** begin DATA PROVIDED **
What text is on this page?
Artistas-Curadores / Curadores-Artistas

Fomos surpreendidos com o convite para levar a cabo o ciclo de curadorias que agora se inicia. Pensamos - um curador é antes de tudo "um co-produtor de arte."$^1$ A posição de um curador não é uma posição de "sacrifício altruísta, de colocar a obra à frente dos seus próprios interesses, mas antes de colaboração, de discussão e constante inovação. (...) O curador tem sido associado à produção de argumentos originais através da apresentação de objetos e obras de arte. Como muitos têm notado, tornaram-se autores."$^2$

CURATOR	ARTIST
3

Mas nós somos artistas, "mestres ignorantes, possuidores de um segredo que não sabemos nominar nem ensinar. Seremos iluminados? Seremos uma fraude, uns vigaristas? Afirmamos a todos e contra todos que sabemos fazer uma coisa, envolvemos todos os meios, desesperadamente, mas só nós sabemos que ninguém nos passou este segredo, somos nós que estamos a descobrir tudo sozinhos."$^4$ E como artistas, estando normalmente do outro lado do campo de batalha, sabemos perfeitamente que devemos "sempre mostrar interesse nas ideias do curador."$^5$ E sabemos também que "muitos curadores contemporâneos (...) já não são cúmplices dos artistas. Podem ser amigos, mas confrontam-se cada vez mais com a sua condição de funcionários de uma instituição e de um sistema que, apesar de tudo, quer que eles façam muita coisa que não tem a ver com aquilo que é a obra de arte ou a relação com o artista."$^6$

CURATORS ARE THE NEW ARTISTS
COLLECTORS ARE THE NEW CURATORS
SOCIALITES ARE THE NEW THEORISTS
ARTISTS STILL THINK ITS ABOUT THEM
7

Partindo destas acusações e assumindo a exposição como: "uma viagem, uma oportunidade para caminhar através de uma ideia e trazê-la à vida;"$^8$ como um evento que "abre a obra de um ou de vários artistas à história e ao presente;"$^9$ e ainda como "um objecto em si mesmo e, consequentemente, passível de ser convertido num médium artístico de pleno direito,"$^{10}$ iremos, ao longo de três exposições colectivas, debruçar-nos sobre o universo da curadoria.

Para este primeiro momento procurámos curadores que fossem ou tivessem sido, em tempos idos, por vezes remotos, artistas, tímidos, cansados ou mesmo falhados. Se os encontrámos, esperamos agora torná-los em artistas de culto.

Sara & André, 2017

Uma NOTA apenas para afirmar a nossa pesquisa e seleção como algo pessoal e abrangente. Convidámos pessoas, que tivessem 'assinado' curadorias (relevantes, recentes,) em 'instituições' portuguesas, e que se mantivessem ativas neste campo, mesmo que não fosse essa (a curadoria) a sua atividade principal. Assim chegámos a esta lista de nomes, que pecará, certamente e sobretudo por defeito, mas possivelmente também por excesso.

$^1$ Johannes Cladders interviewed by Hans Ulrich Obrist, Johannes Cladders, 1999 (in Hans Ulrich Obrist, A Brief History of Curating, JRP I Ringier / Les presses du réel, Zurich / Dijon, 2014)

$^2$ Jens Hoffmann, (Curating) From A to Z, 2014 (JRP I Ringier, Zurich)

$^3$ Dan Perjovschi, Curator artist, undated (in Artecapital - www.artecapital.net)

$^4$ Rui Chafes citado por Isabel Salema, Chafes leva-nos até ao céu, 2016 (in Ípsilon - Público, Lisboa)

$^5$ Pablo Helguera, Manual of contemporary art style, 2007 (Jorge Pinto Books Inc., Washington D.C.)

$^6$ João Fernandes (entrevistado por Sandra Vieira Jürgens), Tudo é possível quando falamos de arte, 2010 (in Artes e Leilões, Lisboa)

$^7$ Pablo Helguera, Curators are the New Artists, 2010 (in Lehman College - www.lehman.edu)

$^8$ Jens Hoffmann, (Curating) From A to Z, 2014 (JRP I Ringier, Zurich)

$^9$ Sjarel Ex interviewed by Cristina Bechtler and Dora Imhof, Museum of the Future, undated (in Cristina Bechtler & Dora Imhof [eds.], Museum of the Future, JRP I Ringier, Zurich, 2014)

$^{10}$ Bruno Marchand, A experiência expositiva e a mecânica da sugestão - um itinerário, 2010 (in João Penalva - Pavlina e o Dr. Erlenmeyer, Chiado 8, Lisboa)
** end DATA PROVIDED **
▸ GIVEN INSTRUCTION:
Your task is to print all of the records exactly.

▸ ANSWER TO THIS EXERCISE:
What text is on this page?
Artistas-Curadores / Curadores-Artistas

Fomos surpreendidos com o convite para levar a cabo o ciclo de curadorias que agora se inicia. Pensamos - um curador é antes de tudo "um co-produtor de arte."$^1$ A posição de um curador não é uma posição de "sacrifício altruísta, de colocar a obra à frente dos seus próprios interesses, mas antes de colaboração, de discussão e constante inovação. (...) O curador tem sido associado à produção de argumentos originais através da apresentação de objetos e obras de arte. Como muitos têm notado, tornaram-se autores."$^2$

CURATOR	ARTIST
3

Mas nós somos artistas, "mestres ignorantes, possuidores de um segredo que não sabemos nominar nem ensinar. Seremos iluminados? Seremos uma fraude, uns vigaristas? Afirmamos a todos e contra todos que sabemos fazer uma coisa, envolvemos todos os meios, desesperadamente, mas só nós sabemos que ninguém nos passou este segredo, somos nós que estamos a descobrir tudo sozinhos."$^4$ E como artistas, estando normalmente do outro lado do campo de batalha, sabemos perfeitamente que devemos "sempre mostrar interesse nas ideias do curador."$^5$ E sabemos também que "muitos curadores contemporâneos (...) já não são cúmplices dos artistas. Podem ser amigos, mas confrontam-se cada vez mais com a sua condição de funcionários de uma instituição e de um sistema que, apesar de tudo, quer que eles façam muita coisa que não tem a ver com aquilo que é a obra de arte ou a relação com o artista."$^6$

CURATORS ARE THE NEW ARTISTS
COLLECTORS ARE THE NEW CURATORS
SOCIALITES ARE THE NEW THEORISTS
ARTISTS STILL THINK ITS ABOUT THEM
7

Partindo destas acusações e assumindo a exposição como: "uma viagem, uma oportunidade para caminhar através de uma ideia e trazê-la à vida;"$^8$ como um evento que "abre a obra de um ou de vários artistas à história e ao presente;"$^9$ e ainda como "um objecto em si mesmo e, consequentemente, passível de ser convertido num médium artístico de pleno direito,"$^{10}$ iremos, ao longo de três exposições colectivas, debruçar-nos sobre o universo da curadoria.

Para este primeiro momento procurámos curadores que fossem ou tivessem sido, em tempos idos, por vezes remotos, artistas, tímidos, cansados ou mesmo falhados. Se os encontrámos, esperamos agora torná-los em artistas de culto.

Sara & André, 2017

Uma NOTA apenas para afirmar a nossa pesquisa e seleção como algo pessoal e abrangente. Convidámos pessoas, que tivessem 'assinado' curadorias (relevantes, recentes,) em 'instituições' portuguesas, e que se mantivessem ativas neste campo, mesmo que não fosse essa (a curadoria) a sua atividade principal. Assim chegámos a esta lista de nomes, que pecará, certamente e sobretudo por defeito, mas possivelmente também por excesso.

$^1$ Johannes Cladders interviewed by Hans Ulrich Obrist, Johannes Cladders, 1999 (in Hans Ulrich Obrist, A Brief History of Curating, JRP I Ringier / Les presses du réel, Zurich / Dijon, 2014)

$^2$ Jens Hoffmann, (Curating) From A to Z, 2014 (JRP I Ringier, Zurich)

$^3$ Dan Perjovschi, Curator artist, undated (in Artecapital - www.artecapital.net)

$^4$ Rui Chafes citado por Isabel Salema, Chafes leva-nos até ao céu, 2016 (in Ípsilon - Público, Lisboa)

$^5$ Pablo Helguera, Manual of contemporary art style, 2007 (Jorge Pinto Books Inc., Washington D.C.)

$^6$ João Fernandes (entrevistado por Sandra Vieira Jürgens), Tudo é possível quando falamos de arte, 2010 (in Artes e Leilões, Lisboa)

$^7$ Pablo Helguera, Curators are the New Artists, 2010 (in Lehman College - www.lehman.edu)

$^8$ Jens Hoffmann, (Curating) From A to Z, 2014 (JRP I Ringier, Zurich)

$^9$ Sjarel Ex interviewed by Cristina Bechtler and Dora Imhof, Museum of the Future, undated (in Cristina Bechtler & Dora Imhof [eds.], Museum of the Future, JRP I Ringier, Zurich, 2014)

$^{10}$ Bruno Marchand, A experiência expositiva e a mecânica da sugestão - um itinerário, 2010 (in João Penalva - Pavlina e o Dr. Erlenmeyer, Chiado 8, Lisboa)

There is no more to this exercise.